Work to complete
Every line must be returned precisely as it is written.

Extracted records
* start *
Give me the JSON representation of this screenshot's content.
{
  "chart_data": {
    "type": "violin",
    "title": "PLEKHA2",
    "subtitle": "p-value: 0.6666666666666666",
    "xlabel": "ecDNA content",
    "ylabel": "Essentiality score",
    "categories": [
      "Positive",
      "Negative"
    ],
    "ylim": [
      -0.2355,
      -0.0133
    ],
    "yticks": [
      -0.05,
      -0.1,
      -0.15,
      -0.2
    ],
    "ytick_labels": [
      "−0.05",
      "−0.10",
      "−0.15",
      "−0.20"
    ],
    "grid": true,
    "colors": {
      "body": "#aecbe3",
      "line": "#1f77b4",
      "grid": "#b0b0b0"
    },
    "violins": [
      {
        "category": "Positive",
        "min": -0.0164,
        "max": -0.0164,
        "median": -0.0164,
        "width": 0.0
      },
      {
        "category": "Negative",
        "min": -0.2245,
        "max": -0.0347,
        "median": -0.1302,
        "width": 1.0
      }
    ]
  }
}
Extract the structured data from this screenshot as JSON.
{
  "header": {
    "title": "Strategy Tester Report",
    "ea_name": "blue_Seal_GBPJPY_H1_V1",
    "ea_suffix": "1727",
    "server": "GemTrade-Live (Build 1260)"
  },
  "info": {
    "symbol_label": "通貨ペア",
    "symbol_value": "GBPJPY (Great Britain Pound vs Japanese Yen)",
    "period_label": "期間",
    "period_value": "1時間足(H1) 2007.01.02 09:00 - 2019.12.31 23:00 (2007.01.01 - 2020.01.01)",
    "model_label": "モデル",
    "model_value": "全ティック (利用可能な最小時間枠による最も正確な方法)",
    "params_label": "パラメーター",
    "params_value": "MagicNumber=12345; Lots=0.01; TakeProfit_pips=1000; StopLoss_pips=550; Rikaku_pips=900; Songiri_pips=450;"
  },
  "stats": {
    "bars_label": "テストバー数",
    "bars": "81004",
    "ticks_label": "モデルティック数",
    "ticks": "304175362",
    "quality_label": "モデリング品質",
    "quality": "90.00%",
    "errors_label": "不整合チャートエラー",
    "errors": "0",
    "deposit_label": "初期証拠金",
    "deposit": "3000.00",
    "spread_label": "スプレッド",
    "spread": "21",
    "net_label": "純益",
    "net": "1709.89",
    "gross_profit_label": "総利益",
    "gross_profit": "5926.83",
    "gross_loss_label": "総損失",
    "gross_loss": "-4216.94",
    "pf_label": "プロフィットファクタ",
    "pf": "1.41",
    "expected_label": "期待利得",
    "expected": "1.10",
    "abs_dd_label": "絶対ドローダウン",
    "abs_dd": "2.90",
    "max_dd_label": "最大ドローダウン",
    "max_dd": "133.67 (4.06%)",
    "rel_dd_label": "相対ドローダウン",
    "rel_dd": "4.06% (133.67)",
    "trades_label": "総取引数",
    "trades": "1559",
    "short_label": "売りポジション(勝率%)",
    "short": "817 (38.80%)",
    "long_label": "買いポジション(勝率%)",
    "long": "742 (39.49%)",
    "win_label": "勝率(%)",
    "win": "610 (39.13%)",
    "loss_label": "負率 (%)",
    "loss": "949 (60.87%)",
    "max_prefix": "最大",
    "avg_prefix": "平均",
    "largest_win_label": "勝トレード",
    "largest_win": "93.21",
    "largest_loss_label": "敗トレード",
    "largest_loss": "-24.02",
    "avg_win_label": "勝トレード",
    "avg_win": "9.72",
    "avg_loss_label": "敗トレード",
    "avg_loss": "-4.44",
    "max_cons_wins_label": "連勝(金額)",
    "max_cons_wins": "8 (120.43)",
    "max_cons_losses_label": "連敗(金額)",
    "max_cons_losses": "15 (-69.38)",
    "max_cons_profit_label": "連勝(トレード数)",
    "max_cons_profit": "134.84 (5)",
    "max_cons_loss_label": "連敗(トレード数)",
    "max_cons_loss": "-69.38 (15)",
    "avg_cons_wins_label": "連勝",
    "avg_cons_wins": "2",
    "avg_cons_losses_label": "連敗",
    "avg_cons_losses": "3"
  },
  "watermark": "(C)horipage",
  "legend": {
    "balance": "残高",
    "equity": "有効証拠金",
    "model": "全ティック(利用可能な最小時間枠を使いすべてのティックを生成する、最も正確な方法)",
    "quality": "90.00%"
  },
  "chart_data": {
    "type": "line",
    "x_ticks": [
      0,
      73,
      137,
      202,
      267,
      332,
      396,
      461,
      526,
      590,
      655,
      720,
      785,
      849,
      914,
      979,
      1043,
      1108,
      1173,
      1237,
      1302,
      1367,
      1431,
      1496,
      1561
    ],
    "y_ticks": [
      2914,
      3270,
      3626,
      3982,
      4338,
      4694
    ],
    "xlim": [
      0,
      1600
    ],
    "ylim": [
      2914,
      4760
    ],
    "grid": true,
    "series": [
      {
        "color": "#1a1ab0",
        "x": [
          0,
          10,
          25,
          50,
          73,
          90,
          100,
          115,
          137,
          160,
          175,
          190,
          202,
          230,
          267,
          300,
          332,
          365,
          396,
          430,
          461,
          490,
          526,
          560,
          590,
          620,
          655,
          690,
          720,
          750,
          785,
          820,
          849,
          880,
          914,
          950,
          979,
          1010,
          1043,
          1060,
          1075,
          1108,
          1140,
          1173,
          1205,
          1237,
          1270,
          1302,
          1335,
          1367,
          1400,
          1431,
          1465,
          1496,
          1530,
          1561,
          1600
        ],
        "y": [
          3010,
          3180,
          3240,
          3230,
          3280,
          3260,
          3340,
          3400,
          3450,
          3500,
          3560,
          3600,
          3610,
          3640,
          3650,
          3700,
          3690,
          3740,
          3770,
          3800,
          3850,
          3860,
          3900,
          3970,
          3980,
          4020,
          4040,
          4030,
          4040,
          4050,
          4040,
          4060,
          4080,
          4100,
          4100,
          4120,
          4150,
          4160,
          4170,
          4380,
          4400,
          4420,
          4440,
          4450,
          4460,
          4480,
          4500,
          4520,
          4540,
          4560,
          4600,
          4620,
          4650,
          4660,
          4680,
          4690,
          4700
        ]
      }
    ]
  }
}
* end *
Written response
Give me the JSON representation of this screenshot's content.
{
  "chart_data": {
    "type": "violin",
    "title": "PLEKHA2",
    "subtitle": "p-value: 0.6666666666666666",
    "xlabel": "ecDNA content",
    "ylabel": "Essentiality score",
    "categories": [
      "Positive",
      "Negative"
    ],
    "ylim": [
      -0.2355,
      -0.0133
    ],
    "yticks": [
      -0.05,
      -0.1,
      -0.15,
      -0.2
    ],
    "ytick_labels": [
      "−0.05",
      "−0.10",
      "−0.15",
      "−0.20"
    ],
    "grid": true,
    "colors": {
      "body": "#aecbe3",
      "line": "#1f77b4",
      "grid": "#b0b0b0"
    },
    "violins": [
      {
        "category": "Positive",
        "min": -0.0164,
        "max": -0.0164,
        "median": -0.0164,
        "width": 0.0
      },
      {
        "category": "Negative",
        "min": -0.2245,
        "max": -0.0347,
        "median": -0.1302,
        "width": 1.0
      }
    ]
  }
}
Extract the structured data from this screenshot as JSON.
{
  "header": {
    "title": "Strategy Tester Report",
    "ea_name": "blue_Seal_GBPJPY_H1_V1",
    "ea_suffix": "1727",
    "server": "GemTrade-Live (Build 1260)"
  },
  "info": {
    "symbol_label": "通貨ペア",
    "symbol_value": "GBPJPY (Great Britain Pound vs Japanese Yen)",
    "period_label": "期間",
    "period_value": "1時間足(H1) 2007.01.02 09:00 - 2019.12.31 23:00 (2007.01.01 - 2020.01.01)",
    "model_label": "モデル",
    "model_value": "全ティック (利用可能な最小時間枠による最も正確な方法)",
    "params_label": "パラメーター",
    "params_value": "MagicNumber=12345; Lots=0.01; TakeProfit_pips=1000; StopLoss_pips=550; Rikaku_pips=900; Songiri_pips=450;"
  },
  "stats": {
    "bars_label": "テストバー数",
    "bars": "81004",
    "ticks_label": "モデルティック数",
    "ticks": "304175362",
    "quality_label": "モデリング品質",
    "quality": "90.00%",
    "errors_label": "不整合チャートエラー",
    "errors": "0",
    "deposit_label": "初期証拠金",
    "deposit": "3000.00",
    "spread_label": "スプレッド",
    "spread": "21",
    "net_label": "純益",
    "net": "1709.89",
    "gross_profit_label": "総利益",
    "gross_profit": "5926.83",
    "gross_loss_label": "総損失",
    "gross_loss": "-4216.94",
    "pf_label": "プロフィットファクタ",
    "pf": "1.41",
    "expected_label": "期待利得",
    "expected": "1.10",
    "abs_dd_label": "絶対ドローダウン",
    "abs_dd": "2.90",
    "max_dd_label": "最大ドローダウン",
    "max_dd": "133.67 (4.06%)",
    "rel_dd_label": "相対ドローダウン",
    "rel_dd": "4.06% (133.67)",
    "trades_label": "総取引数",
    "trades": "1559",
    "short_label": "売りポジション(勝率%)",
    "short": "817 (38.80%)",
    "long_label": "買いポジション(勝率%)",
    "long": "742 (39.49%)",
    "win_label": "勝率(%)",
    "win": "610 (39.13%)",
    "loss_label": "負率 (%)",
    "loss": "949 (60.87%)",
    "max_prefix": "最大",
    "avg_prefix": "平均",
    "largest_win_label": "勝トレード",
    "largest_win": "93.21",
    "largest_loss_label": "敗トレード",
    "largest_loss": "-24.02",
    "avg_win_label": "勝トレード",
    "avg_win": "9.72",
    "avg_loss_label": "敗トレード",
    "avg_loss": "-4.44",
    "max_cons_wins_label": "連勝(金額)",
    "max_cons_wins": "8 (120.43)",
    "max_cons_losses_label": "連敗(金額)",
    "max_cons_losses": "15 (-69.38)",
    "max_cons_profit_label": "連勝(トレード数)",
    "max_cons_profit": "134.84 (5)",
    "max_cons_loss_label": "連敗(トレード数)",
    "max_cons_loss": "-69.38 (15)",
    "avg_cons_wins_label": "連勝",
    "avg_cons_wins": "2",
    "avg_cons_losses_label": "連敗",
    "avg_cons_losses": "3"
  },
  "watermark": "(C)horipage",
  "legend": {
    "balance": "残高",
    "equity": "有効証拠金",
    "model": "全ティック(利用可能な最小時間枠を使いすべてのティックを生成する、最も正確な方法)",
    "quality": "90.00%"
  },
  "chart_data": {
    "type": "line",
    "x_ticks": [
      0,
      73,
      137,
      202,
      267,
      332,
      396,
      461,
      526,
      590,
      655,
      720,
      785,
      849,
      914,
      979,
      1043,
      1108,
      1173,
      1237,
      1302,
      1367,
      1431,
      1496,
      1561
    ],
    "y_ticks": [
      2914,
      3270,
      3626,
      3982,
      4338,
      4694
    ],
    "xlim": [
      0,
      1600
    ],
    "ylim": [
      2914,
      4760
    ],
    "grid": true,
    "series": [
      {
        "color": "#1a1ab0",
        "x": [
          0,
          10,
          25,
          50,
          73,
          90,
          100,
          115,
          137,
          160,
          175,
          190,
          202,
          230,
          267,
          300,
          332,
          365,
          396,
          430,
          461,
          490,
          526,
          560,
          590,
          620,
          655,
          690,
          720,
          750,
          785,
          820,
          849,
          880,
          914,
          950,
          979,
          1010,
          1043,
          1060,
          1075,
          1108,
          1140,
          1173,
          1205,
          1237,
          1270,
          1302,
          1335,
          1367,
          1400,
          1431,
          1465,
          1496,
          1530,
          1561,
          1600
        ],
        "y": [
          3010,
          3180,
          3240,
          3230,
          3280,
          3260,
          3340,
          3400,
          3450,
          3500,
          3560,
          3600,
          3610,
          3640,
          3650,
          3700,
          3690,
          3740,
          3770,
          3800,
          3850,
          3860,
          3900,
          3970,
          3980,
          4020,
          4040,
          4030,
          4040,
          4050,
          4040,
          4060,
          4080,
          4100,
          4100,
          4120,
          4150,
          4160,
          4170,
          4380,
          4400,
          4420,
          4440,
          4450,
          4460,
          4480,
          4500,
          4520,
          4540,
          4560,
          4600,
          4620,
          4650,
          4660,
          4680,
          4690,
          4700
        ]
      }
    ]
  }
}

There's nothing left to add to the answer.